§ **PROBLEM STATEMENT**: The records below need to be printed in full. Keep each one exact.

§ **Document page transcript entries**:

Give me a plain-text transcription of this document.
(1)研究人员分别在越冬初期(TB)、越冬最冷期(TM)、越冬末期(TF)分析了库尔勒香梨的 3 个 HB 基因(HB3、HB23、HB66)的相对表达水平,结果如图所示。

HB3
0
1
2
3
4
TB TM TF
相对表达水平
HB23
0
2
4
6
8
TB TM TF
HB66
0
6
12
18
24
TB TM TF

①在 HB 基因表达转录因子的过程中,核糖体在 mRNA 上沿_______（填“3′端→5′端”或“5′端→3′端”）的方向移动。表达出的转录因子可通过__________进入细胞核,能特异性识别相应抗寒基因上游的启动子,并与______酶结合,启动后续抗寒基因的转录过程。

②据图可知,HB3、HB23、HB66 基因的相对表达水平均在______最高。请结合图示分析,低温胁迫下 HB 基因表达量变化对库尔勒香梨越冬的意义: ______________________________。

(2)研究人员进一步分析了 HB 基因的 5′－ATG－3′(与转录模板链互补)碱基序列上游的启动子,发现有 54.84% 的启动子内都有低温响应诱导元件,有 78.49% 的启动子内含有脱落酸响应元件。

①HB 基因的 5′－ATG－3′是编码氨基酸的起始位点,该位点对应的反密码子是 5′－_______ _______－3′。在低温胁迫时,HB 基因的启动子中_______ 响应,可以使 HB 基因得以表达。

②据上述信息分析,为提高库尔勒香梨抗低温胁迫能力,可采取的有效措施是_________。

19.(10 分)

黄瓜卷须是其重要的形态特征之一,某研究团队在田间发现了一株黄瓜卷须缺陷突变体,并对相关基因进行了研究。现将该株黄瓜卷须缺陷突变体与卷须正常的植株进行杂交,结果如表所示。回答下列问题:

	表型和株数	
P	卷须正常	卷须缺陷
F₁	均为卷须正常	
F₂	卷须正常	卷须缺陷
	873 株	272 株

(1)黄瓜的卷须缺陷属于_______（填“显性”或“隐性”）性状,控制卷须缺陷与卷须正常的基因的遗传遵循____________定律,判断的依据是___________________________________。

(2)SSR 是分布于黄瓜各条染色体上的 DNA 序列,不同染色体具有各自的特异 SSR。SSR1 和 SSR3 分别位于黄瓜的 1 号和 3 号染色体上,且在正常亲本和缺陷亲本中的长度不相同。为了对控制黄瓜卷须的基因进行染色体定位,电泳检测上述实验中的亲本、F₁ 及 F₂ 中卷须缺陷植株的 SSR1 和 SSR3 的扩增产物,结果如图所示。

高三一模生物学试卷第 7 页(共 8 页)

§ **WRITTEN REPLY**:
Give me a plain-text transcription of this document.
(1)研究人员分别在越冬初期(TB)、越冬最冷期(TM)、越冬末期(TF)分析了库尔勒香梨的 3 个 HB 基因(HB3、HB23、HB66)的相对表达水平,结果如图所示。

HB3
0
1
2
3
4
TB TM TF
相对表达水平
HB23
0
2
4
6
8
TB TM TF
HB66
0
6
12
18
24
TB TM TF

①在 HB 基因表达转录因子的过程中,核糖体在 mRNA 上沿_______（填“3′端→5′端”或“5′端→3′端”）的方向移动。表达出的转录因子可通过__________进入细胞核,能特异性识别相应抗寒基因上游的启动子,并与______酶结合,启动后续抗寒基因的转录过程。

②据图可知,HB3、HB23、HB66 基因的相对表达水平均在______最高。请结合图示分析,低温胁迫下 HB 基因表达量变化对库尔勒香梨越冬的意义: ______________________________。

(2)研究人员进一步分析了 HB 基因的 5′－ATG－3′(与转录模板链互补)碱基序列上游的启动子,发现有 54.84% 的启动子内都有低温响应诱导元件,有 78.49% 的启动子内含有脱落酸响应元件。

①HB 基因的 5′－ATG－3′是编码氨基酸的起始位点,该位点对应的反密码子是 5′－_______ _______－3′。在低温胁迫时,HB 基因的启动子中_______ 响应,可以使 HB 基因得以表达。

②据上述信息分析,为提高库尔勒香梨抗低温胁迫能力,可采取的有效措施是_________。

19.(10 分)

黄瓜卷须是其重要的形态特征之一,某研究团队在田间发现了一株黄瓜卷须缺陷突变体,并对相关基因进行了研究。现将该株黄瓜卷须缺陷突变体与卷须正常的植株进行杂交,结果如表所示。回答下列问题:

	表型和株数	
P	卷须正常	卷须缺陷
F₁	均为卷须正常	
F₂	卷须正常	卷须缺陷
	873 株	272 株

(1)黄瓜的卷须缺陷属于_______（填“显性”或“隐性”）性状,控制卷须缺陷与卷须正常的基因的遗传遵循____________定律,判断的依据是___________________________________。

(2)SSR 是分布于黄瓜各条染色体上的 DNA 序列,不同染色体具有各自的特异 SSR。SSR1 和 SSR3 分别位于黄瓜的 1 号和 3 号染色体上,且在正常亲本和缺陷亲本中的长度不相同。为了对控制黄瓜卷须的基因进行染色体定位,电泳检测上述实验中的亲本、F₁ 及 F₂ 中卷须缺陷植株的 SSR1 和 SSR3 的扩增产物,结果如图所示。

高三一模生物学试卷第 7 页(共 8 页)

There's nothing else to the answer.